Every line below that contains "Rellenar" is to be copied.
☆ ☆ ☆
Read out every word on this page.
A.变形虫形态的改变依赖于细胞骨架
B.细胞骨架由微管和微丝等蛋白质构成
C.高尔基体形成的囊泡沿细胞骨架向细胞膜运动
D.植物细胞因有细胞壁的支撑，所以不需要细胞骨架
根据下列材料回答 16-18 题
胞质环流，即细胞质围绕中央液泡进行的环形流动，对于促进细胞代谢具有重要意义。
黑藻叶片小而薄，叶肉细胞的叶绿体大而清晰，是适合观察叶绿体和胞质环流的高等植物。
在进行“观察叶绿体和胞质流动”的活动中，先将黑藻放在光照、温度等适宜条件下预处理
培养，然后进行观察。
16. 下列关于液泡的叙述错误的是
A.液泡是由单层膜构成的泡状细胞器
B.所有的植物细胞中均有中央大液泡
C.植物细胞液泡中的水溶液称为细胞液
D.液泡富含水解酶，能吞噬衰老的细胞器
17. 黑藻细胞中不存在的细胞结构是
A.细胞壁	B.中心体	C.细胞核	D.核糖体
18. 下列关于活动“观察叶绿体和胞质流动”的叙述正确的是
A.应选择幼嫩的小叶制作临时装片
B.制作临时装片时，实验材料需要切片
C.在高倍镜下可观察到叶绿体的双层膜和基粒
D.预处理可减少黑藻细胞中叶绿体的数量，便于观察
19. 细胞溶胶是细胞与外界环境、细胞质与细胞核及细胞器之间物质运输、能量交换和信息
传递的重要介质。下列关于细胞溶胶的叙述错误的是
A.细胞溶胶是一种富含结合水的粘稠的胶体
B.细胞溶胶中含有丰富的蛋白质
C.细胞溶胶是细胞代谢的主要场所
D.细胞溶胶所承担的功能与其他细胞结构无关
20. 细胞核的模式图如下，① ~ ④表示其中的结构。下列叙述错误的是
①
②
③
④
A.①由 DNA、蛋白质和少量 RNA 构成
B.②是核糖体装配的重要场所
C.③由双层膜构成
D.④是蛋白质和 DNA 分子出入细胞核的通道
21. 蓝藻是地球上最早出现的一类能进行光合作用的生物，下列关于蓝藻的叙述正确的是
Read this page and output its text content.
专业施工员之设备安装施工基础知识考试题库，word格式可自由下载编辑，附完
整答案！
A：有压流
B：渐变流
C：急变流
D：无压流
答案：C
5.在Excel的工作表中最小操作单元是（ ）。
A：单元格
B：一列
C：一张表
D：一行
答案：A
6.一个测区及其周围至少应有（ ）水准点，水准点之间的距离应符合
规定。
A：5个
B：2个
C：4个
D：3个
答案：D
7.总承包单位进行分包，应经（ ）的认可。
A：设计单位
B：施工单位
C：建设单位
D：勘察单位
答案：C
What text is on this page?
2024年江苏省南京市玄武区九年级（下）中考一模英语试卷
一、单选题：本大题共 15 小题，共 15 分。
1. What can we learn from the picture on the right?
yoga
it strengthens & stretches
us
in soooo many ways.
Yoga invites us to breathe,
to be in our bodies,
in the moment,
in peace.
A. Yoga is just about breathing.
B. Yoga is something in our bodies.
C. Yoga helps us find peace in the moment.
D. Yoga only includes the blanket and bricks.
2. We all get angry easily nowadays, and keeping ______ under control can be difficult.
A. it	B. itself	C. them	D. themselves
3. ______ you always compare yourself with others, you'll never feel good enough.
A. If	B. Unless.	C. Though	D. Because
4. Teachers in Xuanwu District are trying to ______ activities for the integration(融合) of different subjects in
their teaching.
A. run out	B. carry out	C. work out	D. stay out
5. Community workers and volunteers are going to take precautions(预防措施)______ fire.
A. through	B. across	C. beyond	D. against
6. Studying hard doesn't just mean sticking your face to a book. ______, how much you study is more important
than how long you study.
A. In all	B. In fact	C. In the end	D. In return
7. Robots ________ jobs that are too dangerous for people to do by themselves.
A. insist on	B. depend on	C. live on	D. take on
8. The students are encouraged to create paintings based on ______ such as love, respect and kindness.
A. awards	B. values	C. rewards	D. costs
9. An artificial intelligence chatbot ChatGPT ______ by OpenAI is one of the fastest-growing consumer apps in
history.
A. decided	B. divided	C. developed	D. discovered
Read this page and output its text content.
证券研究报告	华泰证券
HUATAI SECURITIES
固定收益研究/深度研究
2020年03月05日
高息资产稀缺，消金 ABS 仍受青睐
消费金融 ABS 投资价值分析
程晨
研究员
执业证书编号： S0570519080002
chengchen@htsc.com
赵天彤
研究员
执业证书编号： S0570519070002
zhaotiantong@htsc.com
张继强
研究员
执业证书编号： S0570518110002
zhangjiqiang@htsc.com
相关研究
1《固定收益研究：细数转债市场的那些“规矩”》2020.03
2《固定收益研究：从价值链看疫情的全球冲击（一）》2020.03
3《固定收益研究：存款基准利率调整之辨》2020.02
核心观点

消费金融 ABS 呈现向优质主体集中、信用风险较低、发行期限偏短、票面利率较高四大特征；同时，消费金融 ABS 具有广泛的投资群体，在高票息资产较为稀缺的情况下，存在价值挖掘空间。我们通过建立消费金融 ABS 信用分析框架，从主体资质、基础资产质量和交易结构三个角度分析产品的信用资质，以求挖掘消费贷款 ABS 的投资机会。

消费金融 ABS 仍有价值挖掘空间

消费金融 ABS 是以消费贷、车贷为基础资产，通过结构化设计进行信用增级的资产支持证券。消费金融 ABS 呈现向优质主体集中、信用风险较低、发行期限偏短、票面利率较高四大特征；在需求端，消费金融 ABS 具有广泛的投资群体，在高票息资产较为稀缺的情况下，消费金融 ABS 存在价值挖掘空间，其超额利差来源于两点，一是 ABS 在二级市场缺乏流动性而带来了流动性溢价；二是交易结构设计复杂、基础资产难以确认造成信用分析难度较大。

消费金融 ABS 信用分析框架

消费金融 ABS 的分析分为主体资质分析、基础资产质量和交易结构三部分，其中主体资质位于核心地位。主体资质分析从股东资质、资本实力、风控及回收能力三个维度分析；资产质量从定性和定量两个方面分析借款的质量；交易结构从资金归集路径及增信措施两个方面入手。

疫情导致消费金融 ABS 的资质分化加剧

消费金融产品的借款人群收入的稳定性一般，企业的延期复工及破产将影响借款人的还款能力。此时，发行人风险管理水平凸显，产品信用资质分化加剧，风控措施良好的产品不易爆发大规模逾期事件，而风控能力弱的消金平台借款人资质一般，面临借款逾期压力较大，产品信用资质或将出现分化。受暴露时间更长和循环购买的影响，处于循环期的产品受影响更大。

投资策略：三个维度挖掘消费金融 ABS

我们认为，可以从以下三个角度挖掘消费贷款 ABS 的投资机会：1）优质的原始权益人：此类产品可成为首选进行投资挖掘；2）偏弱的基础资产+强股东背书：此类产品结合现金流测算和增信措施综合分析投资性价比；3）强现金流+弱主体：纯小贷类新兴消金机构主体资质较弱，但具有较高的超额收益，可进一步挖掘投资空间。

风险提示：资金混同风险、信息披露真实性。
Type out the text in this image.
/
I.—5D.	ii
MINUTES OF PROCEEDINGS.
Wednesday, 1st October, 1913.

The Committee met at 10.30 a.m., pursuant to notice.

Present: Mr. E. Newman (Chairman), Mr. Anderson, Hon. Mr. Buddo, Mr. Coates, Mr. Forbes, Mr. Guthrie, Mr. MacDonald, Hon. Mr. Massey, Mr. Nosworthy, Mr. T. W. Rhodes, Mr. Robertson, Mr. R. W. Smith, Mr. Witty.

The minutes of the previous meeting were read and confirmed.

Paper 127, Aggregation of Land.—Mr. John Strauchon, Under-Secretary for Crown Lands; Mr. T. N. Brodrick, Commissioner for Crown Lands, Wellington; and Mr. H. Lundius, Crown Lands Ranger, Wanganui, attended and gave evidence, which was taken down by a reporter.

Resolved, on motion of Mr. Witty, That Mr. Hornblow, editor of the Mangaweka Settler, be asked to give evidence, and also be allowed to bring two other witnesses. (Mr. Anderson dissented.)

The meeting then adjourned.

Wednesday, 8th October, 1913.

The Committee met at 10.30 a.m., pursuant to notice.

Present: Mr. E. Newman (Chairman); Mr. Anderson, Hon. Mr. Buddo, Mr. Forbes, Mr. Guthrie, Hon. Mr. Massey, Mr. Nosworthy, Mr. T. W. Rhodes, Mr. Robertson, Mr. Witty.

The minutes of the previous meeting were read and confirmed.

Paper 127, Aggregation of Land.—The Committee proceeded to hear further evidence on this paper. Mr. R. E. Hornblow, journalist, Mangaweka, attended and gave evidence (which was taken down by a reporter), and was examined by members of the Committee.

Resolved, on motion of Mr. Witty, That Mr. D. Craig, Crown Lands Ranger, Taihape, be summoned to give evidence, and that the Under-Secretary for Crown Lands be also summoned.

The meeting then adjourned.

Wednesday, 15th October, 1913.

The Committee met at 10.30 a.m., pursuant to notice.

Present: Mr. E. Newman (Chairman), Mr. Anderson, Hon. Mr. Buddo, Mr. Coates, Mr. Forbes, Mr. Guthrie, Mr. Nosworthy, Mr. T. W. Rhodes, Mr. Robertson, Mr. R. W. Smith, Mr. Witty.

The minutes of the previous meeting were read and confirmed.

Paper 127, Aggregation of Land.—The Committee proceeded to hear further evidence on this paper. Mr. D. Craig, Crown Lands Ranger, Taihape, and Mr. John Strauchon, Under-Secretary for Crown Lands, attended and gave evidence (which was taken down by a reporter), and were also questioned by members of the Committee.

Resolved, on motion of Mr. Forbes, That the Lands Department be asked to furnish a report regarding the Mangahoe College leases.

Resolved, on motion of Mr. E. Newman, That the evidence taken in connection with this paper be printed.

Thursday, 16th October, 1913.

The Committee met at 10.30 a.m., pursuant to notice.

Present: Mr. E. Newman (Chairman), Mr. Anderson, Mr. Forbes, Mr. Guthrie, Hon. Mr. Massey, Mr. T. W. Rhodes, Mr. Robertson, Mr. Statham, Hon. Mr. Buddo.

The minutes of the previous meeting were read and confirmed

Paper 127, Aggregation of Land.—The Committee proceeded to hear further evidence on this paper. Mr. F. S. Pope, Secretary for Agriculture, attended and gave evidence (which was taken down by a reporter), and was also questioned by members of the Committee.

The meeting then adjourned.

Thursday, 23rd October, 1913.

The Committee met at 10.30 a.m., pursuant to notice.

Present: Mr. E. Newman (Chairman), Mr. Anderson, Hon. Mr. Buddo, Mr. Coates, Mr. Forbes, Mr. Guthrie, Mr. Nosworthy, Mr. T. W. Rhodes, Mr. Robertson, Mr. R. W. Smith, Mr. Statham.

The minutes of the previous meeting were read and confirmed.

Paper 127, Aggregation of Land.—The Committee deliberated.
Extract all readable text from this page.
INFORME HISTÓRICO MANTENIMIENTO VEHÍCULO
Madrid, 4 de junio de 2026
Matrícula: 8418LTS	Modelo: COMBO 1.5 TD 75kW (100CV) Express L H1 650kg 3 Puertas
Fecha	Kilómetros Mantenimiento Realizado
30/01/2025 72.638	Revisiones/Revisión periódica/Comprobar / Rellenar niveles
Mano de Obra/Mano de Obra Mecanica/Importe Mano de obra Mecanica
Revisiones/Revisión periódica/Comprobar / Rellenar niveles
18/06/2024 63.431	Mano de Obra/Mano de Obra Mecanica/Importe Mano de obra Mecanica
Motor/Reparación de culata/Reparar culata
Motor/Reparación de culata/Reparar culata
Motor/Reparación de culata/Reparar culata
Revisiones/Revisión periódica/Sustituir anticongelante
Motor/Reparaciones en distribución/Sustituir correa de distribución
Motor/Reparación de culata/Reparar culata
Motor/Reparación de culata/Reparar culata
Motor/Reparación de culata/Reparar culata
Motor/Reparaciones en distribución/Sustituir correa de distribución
☆ ☆ ☆
* _EXERCISE RESPONSE_:
30/01/2025 72.638	Revisiones/Revisión periódica/Comprobar / Rellenar niveles
Revisiones/Revisión periódica/Comprobar / Rellenar niveles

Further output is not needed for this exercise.